## DIRECTIONS:
Please write out the complete listing that follows, exactly as it reads.

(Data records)
== == ==

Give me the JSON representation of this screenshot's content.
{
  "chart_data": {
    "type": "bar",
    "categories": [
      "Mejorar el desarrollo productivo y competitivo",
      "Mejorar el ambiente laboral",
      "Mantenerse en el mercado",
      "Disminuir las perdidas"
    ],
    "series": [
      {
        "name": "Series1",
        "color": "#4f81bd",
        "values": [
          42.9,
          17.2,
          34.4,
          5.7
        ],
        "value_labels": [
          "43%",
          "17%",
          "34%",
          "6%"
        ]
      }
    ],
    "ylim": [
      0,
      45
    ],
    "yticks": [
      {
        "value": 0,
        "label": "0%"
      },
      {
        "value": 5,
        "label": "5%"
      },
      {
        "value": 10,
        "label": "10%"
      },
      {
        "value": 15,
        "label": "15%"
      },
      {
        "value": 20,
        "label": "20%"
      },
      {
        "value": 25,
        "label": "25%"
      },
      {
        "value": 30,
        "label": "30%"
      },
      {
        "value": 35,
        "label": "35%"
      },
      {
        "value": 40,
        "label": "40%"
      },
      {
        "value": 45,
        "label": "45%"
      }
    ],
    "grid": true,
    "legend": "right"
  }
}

== == ==

## TASK OUTPUT:
Give me the JSON representation of this screenshot's content.
{
  "chart_data": {
    "type": "bar",
    "categories": [
      "Mejorar el desarrollo productivo y competitivo",
      "Mejorar el ambiente laboral",
      "Mantenerse en el mercado",
      "Disminuir las perdidas"
    ],
    "series": [
      {
        "name": "Series1",
        "color": "#4f81bd",
        "values": [
          42.9,
          17.2,
          34.4,
          5.7
        ],
        "value_labels": [
          "43%",
          "17%",
          "34%",
          "6%"
        ]
      }
    ],
    "ylim": [
      0,
      45
    ],
    "yticks": [
      {
        "value": 0,
        "label": "0%"
      },
      {
        "value": 5,
        "label": "5%"
      },
      {
        "value": 10,
        "label": "10%"
      },
      {
        "value": 15,
        "label": "15%"
      },
      {
        "value": 20,
        "label": "20%"
      },
      {
        "value": 25,
        "label": "25%"
      },
      {
        "value": 30,
        "label": "30%"
      },
      {
        "value": 35,
        "label": "35%"
      },
      {
        "value": 40,
        "label": "40%"
      },
      {
        "value": 45,
        "label": "45%"
      }
    ],
    "grid": true,
    "legend": "right"
  }
}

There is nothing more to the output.